(Collected data entries)
- - - - - - -
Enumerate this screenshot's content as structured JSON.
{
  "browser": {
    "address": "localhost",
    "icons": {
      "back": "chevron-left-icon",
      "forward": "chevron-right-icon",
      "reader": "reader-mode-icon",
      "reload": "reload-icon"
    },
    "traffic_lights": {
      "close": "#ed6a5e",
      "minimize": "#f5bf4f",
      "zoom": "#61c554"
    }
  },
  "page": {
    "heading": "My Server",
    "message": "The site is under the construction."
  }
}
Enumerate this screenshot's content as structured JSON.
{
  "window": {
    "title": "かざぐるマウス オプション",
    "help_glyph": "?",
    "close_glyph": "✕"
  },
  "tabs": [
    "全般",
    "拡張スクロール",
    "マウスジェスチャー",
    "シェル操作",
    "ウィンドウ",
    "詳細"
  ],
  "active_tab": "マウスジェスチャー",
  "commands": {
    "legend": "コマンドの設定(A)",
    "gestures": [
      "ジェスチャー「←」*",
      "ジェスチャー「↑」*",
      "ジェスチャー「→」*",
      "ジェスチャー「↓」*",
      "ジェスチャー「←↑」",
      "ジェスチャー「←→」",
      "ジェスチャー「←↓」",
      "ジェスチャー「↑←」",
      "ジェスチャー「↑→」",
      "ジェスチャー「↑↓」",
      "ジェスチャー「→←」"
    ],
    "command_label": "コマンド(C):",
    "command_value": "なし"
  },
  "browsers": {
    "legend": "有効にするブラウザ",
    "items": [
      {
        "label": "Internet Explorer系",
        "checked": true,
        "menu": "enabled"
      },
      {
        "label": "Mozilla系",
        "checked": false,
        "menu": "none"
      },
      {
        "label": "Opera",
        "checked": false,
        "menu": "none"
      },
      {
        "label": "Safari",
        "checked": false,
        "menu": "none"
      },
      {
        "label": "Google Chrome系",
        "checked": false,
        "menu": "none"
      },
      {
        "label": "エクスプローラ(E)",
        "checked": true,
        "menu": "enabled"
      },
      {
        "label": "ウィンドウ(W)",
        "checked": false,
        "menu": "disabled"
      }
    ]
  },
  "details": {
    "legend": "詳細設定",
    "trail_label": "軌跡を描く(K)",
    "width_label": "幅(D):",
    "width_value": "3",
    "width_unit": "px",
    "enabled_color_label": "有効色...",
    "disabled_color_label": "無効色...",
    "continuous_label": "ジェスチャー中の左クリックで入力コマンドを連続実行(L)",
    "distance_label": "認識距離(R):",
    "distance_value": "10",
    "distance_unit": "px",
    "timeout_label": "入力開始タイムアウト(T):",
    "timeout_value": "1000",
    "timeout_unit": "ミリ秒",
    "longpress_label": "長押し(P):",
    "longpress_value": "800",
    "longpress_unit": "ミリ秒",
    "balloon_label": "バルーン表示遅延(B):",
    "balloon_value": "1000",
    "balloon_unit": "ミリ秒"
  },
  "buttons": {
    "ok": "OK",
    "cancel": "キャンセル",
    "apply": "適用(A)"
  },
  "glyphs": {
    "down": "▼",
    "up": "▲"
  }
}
- - - - - - -
Which lines in the listing above hold the word "chevron"? Show each of them.

      "back": "chevron-left-icon",
      "forward": "chevron-right-icon",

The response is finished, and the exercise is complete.